Pascal Ory (/fr/; born 31 July 1948) is a French historian. A student of René Rémond, he specialises in cultural and political history and has written on Fascism ever since his master's dissertation on the Greenshirts of Henri Dorgères. In the 1970s, he contributed to a better definition of cultural history.

Ory is a professor at the Paris 1 Panthéon-Sorbonne University. He is president of the Association pour le développement de l'histoire culturelle (ADHC) and regent of the Collège de 'Pataphysique.

Involved in politics, he was a municipal councillor, formerly an ally to the mayor Georges Lemoine, and head of the socialist list in the municipal elections of March 2001, in the city of Chartres.

Ory was elected to the Académie Française on 4 March 2021.

== Works ==
- Les Collaborateurs 1940–1945, Le Seuil, 1976, 331 p. nouv. éd., coll. « Points »-histoire 1980
- La France allemande, Gallimard, "archives", 1977
- Nizan – Destin d'un révolté, 1980
- Le Petit Nazi illustré. Vie et mort du "Téméraire" (1943–1944), Paris, éditions Albatros, collections Histoires/Imaginaires, 1979, 122 p. rééd. revue et augmentée, Paris, Nautilus, 2002. Preface by Léon Poliakov – on a Nazi propaganda review for children
- L'Anarchisme de droite ou du mépris considéré comme une morale, le tout assorti de réflexions plus générales, Grasset, Paris, 1985, 288p. – an openly polemical work "dedicated to the anarchists of the left"

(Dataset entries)
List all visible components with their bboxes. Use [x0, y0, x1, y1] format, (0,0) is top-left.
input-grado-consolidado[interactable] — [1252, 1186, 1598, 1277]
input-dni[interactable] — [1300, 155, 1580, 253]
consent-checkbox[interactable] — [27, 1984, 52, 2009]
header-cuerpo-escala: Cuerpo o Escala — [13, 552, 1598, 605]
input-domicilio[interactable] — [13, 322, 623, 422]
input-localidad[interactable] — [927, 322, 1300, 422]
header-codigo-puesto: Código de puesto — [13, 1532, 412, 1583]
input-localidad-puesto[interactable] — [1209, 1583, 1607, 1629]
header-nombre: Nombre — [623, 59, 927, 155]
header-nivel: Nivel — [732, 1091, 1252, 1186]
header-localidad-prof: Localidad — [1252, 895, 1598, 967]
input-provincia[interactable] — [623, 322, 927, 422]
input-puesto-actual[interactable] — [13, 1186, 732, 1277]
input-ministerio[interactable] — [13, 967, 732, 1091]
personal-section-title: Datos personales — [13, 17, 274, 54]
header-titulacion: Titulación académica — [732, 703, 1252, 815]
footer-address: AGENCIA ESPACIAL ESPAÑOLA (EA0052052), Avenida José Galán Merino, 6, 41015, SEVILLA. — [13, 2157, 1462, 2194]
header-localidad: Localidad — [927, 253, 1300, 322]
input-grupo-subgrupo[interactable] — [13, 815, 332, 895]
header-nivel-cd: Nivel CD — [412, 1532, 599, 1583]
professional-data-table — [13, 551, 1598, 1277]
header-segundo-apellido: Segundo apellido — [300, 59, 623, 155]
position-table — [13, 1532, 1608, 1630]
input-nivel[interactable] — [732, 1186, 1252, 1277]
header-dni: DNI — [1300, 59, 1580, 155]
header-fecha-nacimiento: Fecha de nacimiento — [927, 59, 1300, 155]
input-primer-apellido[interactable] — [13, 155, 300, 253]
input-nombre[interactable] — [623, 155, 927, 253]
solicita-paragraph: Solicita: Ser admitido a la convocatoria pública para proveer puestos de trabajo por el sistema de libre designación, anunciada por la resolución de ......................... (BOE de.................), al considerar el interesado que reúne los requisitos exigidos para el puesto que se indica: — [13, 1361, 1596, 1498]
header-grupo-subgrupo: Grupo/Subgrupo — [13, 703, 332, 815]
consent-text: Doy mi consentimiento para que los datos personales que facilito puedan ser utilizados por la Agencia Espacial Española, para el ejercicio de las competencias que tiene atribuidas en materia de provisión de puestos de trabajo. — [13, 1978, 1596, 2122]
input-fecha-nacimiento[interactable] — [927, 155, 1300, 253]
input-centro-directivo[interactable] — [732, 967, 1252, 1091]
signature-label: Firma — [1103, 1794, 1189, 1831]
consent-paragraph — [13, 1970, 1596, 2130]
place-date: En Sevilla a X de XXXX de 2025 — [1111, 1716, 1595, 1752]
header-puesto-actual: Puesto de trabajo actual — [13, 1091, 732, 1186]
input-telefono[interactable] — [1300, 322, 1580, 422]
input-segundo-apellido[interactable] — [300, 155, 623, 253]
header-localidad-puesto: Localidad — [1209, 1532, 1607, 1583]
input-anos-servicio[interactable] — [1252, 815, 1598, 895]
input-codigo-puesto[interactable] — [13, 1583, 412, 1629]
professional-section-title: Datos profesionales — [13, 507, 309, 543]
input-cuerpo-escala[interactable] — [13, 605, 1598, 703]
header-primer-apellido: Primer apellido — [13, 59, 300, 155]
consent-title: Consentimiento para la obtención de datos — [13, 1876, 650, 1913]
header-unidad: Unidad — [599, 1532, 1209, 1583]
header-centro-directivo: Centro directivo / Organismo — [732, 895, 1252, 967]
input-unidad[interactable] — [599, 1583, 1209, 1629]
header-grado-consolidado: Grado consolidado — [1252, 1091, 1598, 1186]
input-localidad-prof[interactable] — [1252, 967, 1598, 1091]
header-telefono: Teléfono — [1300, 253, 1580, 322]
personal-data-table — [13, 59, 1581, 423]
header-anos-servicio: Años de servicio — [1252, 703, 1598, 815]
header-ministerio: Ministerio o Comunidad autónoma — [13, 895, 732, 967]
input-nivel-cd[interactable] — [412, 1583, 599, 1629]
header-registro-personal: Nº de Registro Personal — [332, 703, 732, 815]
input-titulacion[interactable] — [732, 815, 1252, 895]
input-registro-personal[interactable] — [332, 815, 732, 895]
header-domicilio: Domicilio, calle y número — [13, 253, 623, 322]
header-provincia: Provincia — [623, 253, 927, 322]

▶ **EXERCISE SET**
**A.** Reproduce the part of the text about Pascal Ory starting with "Involved in politics, he" and going on through "4 March 2021.".
**B.** In the text about Pascal Ory, on what date was he elected to the Académie Française?
**C.** Pick up the text about Pascal Ory after its last line and write the next part.

▶ **ANSWERS BELOW**
**A.**
Involved in politics, he was a municipal councillor, formerly an ally to the mayor Georges Lemoine, and head of the socialist list in the municipal elections of March 2001, in the city of Chartres.

Ory was elected to the Académie Française on 4 March 2021.

**B.** On 4 March 2021.

**C.**
- Une nation pour mémoire. 1889, 1939, 1989 trois jubilés révolutionnaires, Paris, PFNSP, 1992, 282p.
- Direction, préface et conclusions de : La Censure en France à l'ère démocratique (1848–...), Complexe, coll. « Histoire culturelle », 1997, 358 p.
- L'Europe ? L'Europe... (anthologie commentée), Omnibus, 1998, 900 p.
- Le Discours gastronomique français des origines à nos jours, Gallimard, collection "Archives", 1998, 203 p.
- Les Intellectuels en France de l'Affaire Dreyfus à nos jours, in collaboration with Jean-François Sirinelli, réédition Armand Colin, 1999, 264 p.
- Les Intellectuels en France, de l’Affaire Dreyfus à nos jours, republished and expanded, Paris, Armand Colin, 2002.
- Du fascisme, Paris, Perrin, 2003, 293 p.
- L'Histoire culturelle, Paris, Presses universitaires de France, 2004, 128 p.
- Goscinny (1926–1977) : La liberté d'en rire, Paris, Perrin, 2007.
- L'invention du bronzage – Essai d'une histoire culturelle : Complexe (Editions), June 2008, 135 p.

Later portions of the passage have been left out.